▶ **PROBLEM**:
Copy the listing word for word, from its first line through the line containing "municipality-border (391, 210, 403, 299)", with both of those lines included.
------------------------
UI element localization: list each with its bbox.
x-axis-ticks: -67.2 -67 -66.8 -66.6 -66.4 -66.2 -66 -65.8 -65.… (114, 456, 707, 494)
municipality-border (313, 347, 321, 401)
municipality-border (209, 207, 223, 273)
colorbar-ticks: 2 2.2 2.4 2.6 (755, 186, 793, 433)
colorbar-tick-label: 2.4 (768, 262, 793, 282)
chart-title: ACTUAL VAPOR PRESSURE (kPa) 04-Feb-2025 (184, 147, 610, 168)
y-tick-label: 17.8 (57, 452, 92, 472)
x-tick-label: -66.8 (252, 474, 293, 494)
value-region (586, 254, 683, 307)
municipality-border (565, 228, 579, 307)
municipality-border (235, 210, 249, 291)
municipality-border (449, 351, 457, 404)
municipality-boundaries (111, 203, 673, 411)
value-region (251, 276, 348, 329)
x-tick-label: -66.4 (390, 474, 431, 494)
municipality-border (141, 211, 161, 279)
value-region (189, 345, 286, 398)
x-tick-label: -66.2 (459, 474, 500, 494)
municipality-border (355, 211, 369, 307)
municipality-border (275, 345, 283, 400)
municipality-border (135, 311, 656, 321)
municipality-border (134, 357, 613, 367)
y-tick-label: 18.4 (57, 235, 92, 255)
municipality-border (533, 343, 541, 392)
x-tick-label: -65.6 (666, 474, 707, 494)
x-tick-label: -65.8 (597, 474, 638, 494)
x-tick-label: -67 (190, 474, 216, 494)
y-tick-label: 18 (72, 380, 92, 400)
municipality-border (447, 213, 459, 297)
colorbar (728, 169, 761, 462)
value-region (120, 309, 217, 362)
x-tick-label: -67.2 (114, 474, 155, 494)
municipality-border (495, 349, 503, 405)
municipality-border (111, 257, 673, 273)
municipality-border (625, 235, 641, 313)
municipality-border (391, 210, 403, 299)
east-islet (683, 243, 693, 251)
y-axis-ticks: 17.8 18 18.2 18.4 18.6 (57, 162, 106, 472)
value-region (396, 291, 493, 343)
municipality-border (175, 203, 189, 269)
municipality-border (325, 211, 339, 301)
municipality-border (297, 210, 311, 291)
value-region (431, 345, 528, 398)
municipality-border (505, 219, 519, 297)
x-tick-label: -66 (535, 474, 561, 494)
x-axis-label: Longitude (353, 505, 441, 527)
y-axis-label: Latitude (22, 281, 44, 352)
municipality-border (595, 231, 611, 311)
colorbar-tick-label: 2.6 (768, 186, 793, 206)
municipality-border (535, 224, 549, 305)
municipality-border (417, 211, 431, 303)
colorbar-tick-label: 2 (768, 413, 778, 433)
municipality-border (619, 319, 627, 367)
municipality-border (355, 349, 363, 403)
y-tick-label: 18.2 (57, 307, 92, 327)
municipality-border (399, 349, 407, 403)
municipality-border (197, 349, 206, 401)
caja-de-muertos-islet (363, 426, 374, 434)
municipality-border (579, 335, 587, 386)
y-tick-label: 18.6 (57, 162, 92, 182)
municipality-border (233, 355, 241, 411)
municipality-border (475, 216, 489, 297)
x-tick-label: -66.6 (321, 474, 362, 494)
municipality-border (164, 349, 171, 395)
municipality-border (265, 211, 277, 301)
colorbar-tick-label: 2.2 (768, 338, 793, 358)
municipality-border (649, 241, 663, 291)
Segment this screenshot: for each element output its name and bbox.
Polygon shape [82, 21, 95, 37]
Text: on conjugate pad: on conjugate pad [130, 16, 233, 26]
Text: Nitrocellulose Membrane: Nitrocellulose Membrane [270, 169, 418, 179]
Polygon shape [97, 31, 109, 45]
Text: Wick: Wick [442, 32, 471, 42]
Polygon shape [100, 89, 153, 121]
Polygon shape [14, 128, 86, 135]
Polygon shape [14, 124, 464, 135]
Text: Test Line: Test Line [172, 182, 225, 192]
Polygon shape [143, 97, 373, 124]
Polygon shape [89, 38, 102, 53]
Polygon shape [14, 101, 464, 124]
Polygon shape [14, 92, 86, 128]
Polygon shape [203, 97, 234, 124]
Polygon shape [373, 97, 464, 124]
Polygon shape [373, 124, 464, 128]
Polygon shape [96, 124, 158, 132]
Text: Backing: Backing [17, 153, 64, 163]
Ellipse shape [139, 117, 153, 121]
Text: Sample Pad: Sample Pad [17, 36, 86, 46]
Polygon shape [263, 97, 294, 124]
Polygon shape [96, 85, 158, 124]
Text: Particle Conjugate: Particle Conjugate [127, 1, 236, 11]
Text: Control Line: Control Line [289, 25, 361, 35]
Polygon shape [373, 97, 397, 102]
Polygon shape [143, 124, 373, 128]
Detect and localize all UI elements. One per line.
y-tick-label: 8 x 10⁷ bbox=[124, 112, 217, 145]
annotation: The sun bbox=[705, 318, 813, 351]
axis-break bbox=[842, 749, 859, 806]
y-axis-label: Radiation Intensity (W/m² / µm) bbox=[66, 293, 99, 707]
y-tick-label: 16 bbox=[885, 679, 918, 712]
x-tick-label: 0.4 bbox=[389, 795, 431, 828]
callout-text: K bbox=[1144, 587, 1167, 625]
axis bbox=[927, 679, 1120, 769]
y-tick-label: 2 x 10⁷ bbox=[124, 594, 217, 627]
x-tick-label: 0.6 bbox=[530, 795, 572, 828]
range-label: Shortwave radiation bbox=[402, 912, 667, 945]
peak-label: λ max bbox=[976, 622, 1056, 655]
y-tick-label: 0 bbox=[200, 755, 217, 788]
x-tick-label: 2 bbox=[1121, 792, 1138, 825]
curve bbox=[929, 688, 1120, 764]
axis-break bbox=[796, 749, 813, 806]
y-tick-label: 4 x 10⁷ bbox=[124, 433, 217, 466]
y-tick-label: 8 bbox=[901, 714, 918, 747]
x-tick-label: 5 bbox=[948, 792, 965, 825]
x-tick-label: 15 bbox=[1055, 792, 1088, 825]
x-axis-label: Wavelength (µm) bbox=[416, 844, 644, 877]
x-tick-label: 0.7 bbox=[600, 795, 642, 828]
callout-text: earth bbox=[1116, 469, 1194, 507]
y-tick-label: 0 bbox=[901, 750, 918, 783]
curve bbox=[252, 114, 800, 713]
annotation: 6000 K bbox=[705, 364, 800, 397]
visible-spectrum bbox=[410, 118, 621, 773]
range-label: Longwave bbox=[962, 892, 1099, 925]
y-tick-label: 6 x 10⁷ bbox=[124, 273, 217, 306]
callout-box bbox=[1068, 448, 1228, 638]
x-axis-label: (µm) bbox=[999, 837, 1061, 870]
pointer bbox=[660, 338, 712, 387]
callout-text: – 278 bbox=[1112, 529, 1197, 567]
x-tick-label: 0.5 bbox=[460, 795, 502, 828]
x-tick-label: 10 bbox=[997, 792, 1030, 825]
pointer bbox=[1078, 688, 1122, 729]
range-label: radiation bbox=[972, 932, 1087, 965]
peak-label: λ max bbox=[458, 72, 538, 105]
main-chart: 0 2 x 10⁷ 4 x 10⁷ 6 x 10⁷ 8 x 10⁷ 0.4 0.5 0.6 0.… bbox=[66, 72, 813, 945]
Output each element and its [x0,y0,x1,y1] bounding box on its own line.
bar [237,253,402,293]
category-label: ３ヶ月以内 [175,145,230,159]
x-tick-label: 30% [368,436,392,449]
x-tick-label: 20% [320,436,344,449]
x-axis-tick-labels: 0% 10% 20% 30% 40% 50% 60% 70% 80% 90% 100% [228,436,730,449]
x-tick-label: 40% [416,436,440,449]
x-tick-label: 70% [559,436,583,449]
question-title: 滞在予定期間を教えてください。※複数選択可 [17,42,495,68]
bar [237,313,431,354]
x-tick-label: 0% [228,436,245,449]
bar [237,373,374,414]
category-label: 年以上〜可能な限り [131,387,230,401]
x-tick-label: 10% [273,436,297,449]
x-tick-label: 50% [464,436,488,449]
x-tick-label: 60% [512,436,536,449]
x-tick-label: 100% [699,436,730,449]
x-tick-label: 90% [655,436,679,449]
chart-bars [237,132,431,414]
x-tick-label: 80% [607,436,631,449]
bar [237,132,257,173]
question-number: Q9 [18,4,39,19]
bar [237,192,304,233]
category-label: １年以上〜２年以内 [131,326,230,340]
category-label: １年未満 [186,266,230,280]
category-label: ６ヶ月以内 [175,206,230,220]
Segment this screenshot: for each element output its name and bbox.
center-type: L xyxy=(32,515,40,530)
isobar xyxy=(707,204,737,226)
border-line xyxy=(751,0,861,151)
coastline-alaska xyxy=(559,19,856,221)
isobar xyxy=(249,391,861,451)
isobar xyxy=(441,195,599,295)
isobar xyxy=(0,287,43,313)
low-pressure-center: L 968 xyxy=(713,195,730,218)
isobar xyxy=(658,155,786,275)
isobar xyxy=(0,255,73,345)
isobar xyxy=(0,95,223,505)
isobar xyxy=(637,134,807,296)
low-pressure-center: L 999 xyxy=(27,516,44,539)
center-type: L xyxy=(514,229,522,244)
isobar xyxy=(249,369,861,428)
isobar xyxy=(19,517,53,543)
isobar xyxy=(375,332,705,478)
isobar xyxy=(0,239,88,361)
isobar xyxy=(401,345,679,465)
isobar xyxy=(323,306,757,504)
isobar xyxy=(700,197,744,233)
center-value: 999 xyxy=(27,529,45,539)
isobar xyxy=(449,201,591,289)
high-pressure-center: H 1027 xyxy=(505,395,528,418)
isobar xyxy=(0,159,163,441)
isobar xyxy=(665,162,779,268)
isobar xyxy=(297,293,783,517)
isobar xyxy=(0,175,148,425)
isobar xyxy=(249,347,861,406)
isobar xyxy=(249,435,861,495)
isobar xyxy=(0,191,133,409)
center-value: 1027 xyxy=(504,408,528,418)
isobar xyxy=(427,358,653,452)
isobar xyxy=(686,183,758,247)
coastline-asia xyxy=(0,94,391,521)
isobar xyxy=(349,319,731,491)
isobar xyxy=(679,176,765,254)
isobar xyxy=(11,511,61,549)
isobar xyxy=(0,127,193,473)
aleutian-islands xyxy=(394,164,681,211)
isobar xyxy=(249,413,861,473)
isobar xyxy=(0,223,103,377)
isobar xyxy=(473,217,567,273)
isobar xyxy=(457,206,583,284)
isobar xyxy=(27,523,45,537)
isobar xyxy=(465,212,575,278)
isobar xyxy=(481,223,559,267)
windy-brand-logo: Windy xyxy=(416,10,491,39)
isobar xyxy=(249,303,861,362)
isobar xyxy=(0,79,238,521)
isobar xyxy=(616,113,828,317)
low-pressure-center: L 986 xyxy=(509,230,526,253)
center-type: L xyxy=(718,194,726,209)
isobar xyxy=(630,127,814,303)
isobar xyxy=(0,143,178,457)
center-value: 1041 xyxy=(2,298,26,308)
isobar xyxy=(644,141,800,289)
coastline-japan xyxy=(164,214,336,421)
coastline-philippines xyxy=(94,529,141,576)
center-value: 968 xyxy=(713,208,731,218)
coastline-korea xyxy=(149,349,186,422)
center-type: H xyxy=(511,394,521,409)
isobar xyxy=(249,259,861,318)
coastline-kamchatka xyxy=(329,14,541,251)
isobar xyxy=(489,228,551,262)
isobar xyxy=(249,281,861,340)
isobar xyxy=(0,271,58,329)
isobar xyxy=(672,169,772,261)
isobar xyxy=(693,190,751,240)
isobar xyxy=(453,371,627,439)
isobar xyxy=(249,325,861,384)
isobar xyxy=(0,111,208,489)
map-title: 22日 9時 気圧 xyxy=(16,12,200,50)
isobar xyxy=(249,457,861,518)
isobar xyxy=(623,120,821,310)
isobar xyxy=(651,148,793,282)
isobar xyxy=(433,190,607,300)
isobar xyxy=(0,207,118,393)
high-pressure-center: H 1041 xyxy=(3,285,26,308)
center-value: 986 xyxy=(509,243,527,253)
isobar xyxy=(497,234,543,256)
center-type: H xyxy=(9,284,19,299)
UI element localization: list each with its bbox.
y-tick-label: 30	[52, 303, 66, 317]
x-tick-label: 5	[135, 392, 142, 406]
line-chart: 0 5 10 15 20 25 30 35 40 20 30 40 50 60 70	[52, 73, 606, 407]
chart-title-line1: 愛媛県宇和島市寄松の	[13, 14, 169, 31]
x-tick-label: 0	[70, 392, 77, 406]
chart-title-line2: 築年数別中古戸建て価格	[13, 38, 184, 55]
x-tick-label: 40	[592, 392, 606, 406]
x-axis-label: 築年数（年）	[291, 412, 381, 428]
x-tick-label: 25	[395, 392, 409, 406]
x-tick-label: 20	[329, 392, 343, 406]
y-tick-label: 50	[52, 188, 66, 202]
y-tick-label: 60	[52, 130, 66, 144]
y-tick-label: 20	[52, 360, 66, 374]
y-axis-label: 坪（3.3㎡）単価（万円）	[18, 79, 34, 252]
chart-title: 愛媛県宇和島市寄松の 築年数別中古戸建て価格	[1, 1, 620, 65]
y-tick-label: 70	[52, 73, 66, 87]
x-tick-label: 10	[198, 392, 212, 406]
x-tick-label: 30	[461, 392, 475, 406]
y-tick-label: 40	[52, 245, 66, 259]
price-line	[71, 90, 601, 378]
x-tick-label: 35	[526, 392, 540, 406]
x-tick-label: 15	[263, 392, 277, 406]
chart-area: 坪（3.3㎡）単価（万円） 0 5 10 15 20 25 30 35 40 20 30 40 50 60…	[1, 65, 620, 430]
------------------------
▶ **THE RESPONSE**:
UI element localization: list each with its bbox.
x-axis-ticks: -67.2 -67 -66.8 -66.6 -66.4 -66.2 -66 -65.8 -65.… (114, 456, 707, 494)
municipality-border (313, 347, 321, 401)
municipality-border (209, 207, 223, 273)
colorbar-ticks: 2 2.2 2.4 2.6 (755, 186, 793, 433)
colorbar-tick-label: 2.4 (768, 262, 793, 282)
chart-title: ACTUAL VAPOR PRESSURE (kPa) 04-Feb-2025 (184, 147, 610, 168)
y-tick-label: 17.8 (57, 452, 92, 472)
x-tick-label: -66.8 (252, 474, 293, 494)
value-region (586, 254, 683, 307)
municipality-border (565, 228, 579, 307)
municipality-border (235, 210, 249, 291)
municipality-border (449, 351, 457, 404)
municipality-boundaries (111, 203, 673, 411)
value-region (251, 276, 348, 329)
x-tick-label: -66.4 (390, 474, 431, 494)
municipality-border (141, 211, 161, 279)
value-region (189, 345, 286, 398)
x-tick-label: -66.2 (459, 474, 500, 494)
municipality-border (355, 211, 369, 307)
municipality-border (275, 345, 283, 400)
municipality-border (135, 311, 656, 321)
municipality-border (134, 357, 613, 367)
y-tick-label: 18.4 (57, 235, 92, 255)
municipality-border (533, 343, 541, 392)
x-tick-label: -65.6 (666, 474, 707, 494)
x-tick-label: -65.8 (597, 474, 638, 494)
x-tick-label: -67 (190, 474, 216, 494)
y-tick-label: 18 (72, 380, 92, 400)
municipality-border (447, 213, 459, 297)
colorbar (728, 169, 761, 462)
value-region (120, 309, 217, 362)
x-tick-label: -67.2 (114, 474, 155, 494)
municipality-border (495, 349, 503, 405)
municipality-border (111, 257, 673, 273)
municipality-border (625, 235, 641, 313)
municipality-border (391, 210, 403, 299)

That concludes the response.